Dataset rows:
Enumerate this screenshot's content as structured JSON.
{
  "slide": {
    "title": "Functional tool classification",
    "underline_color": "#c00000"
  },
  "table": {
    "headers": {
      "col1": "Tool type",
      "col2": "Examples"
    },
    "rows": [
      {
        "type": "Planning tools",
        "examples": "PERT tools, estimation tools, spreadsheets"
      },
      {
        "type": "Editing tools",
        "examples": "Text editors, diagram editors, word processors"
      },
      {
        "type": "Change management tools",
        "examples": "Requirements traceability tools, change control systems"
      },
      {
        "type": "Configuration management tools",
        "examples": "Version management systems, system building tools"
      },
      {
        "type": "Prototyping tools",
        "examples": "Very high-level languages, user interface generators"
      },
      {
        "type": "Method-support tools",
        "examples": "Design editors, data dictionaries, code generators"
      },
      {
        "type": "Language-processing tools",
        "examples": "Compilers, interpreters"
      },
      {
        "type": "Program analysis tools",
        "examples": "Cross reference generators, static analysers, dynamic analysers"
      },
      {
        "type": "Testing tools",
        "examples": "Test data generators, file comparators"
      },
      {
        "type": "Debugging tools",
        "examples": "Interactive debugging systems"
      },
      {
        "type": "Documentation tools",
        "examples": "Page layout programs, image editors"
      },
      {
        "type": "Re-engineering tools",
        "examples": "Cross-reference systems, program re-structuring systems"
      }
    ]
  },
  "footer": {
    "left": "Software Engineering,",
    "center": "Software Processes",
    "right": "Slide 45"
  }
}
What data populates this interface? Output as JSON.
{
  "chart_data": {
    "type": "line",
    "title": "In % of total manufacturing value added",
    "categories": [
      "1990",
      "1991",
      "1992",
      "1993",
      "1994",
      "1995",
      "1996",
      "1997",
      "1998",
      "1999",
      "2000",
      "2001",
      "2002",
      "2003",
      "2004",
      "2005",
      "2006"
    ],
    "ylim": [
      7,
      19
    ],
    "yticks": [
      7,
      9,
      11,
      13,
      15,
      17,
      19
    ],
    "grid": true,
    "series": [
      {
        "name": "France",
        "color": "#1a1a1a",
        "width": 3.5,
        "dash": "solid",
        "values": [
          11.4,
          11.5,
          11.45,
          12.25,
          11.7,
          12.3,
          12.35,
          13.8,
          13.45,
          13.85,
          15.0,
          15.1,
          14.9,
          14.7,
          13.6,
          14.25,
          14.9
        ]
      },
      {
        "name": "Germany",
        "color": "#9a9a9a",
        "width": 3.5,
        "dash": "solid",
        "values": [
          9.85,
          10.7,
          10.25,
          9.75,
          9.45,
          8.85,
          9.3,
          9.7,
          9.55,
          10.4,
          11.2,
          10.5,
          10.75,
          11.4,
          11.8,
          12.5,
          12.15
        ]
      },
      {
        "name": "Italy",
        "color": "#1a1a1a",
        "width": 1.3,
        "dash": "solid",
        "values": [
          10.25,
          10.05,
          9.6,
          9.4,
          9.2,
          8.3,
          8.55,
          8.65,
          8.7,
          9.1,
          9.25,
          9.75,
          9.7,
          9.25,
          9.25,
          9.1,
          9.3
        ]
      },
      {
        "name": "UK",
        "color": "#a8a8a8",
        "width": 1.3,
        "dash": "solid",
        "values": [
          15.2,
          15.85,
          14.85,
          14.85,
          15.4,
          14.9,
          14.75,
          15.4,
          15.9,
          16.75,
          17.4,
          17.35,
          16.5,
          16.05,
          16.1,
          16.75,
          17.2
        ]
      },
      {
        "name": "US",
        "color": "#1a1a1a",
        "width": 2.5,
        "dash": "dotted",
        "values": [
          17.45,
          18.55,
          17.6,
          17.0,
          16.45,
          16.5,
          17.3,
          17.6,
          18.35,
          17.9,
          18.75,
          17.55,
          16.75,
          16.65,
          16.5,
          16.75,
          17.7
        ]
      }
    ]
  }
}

What to work on: Wherever "editors" shows up in a line, copy that line.

Output:
        "examples": "Text editors, diagram editors, word processors"
        "examples": "Design editors, data dictionaries, code generators"
        "examples": "Page layout programs, image editors"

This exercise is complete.